RECORDS =
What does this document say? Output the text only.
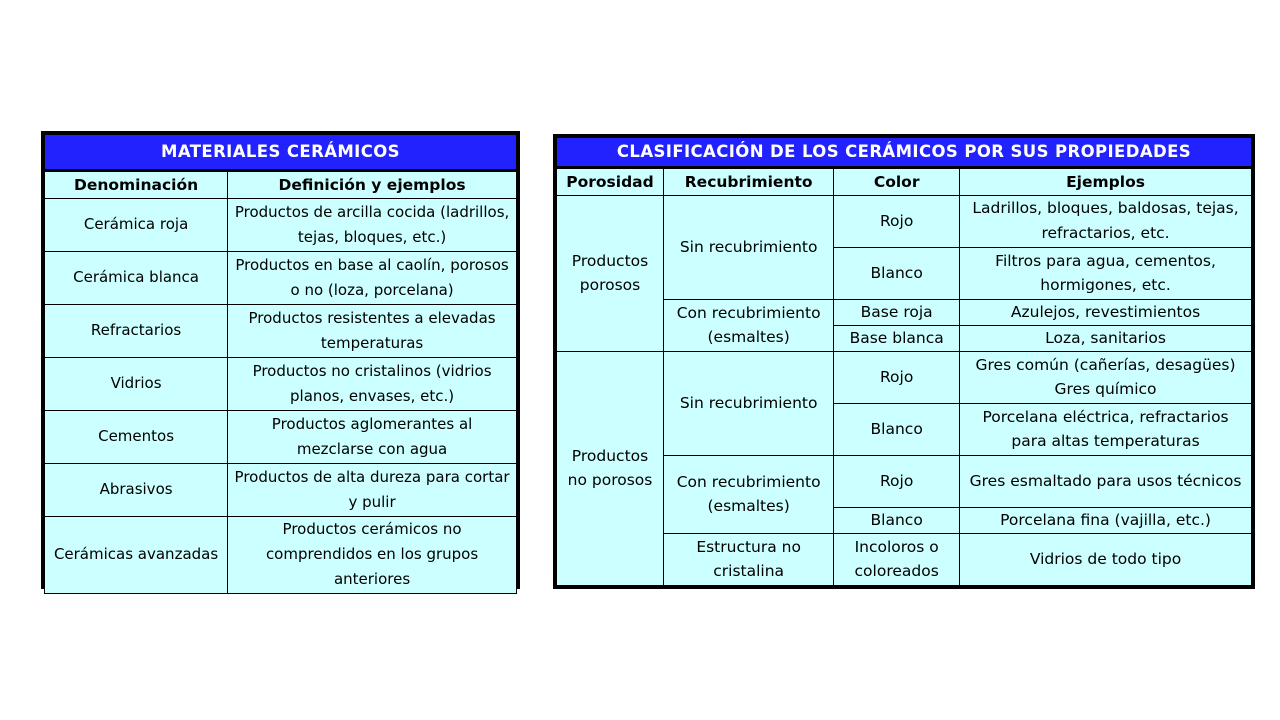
MATERIALES CERÁMICOS	
Denominación	Definición y ejemplos
Cerámica roja	Productos de arcilla cocida (ladrillos, tejas, bloques, etc.)
Cerámica blanca	Productos en base al caolín, porosos o no (loza, porcelana)
Refractarios	Productos resistentes a elevadas temperaturas
Vidrios	Productos no cristalinos (vidrios planos, envases, etc.)
Cementos	Productos aglomerantes al mezclarse con agua
Abrasivos	Productos de alta dureza para cortar y pulir
Cerámicas avanzadas	Productos cerámicos no comprendidos en los grupos anteriores
CLASIFICACIÓN DE LOS CERÁMICOS POR SUS PROPIEDADES			
Porosidad	Recubrimiento	Color	Ejemplos
Productos porosos	Sin recubrimiento	Rojo	Ladrillos, bloques, baldosas, tejas, refractarios, etc.
		Blanco	Filtros para agua, cementos, hormigones, etc.
	Con recubrimiento (esmaltes)	Base roja	Azulejos, revestimientos
		Base blanca	Loza, sanitarios
Productos no porosos	Sin recubrimiento	Rojo	Gres común (cañerías, desagües) Gres químico
		Blanco	Porcelana eléctrica, refractarios para altas temperaturas
	Con recubrimiento (esmaltes)	Rojo	Gres esmaltado para usos técnicos
		Blanco	Porcelana fina (vajilla, etc.)
	Estructura no cristalina	Incoloros o coloreados	Vidrios de todo tipo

AIM OF THE EXERCISE = Find every line above that contains the word "roja", and return each one.

SOLUTION FOR THIS EXERCISE =
Cerámica roja	Productos de arcilla cocida (ladrillos, tejas, bloques, etc.)
	Con recubrimiento (esmaltes)	Base roja	Azulejos, revestimientos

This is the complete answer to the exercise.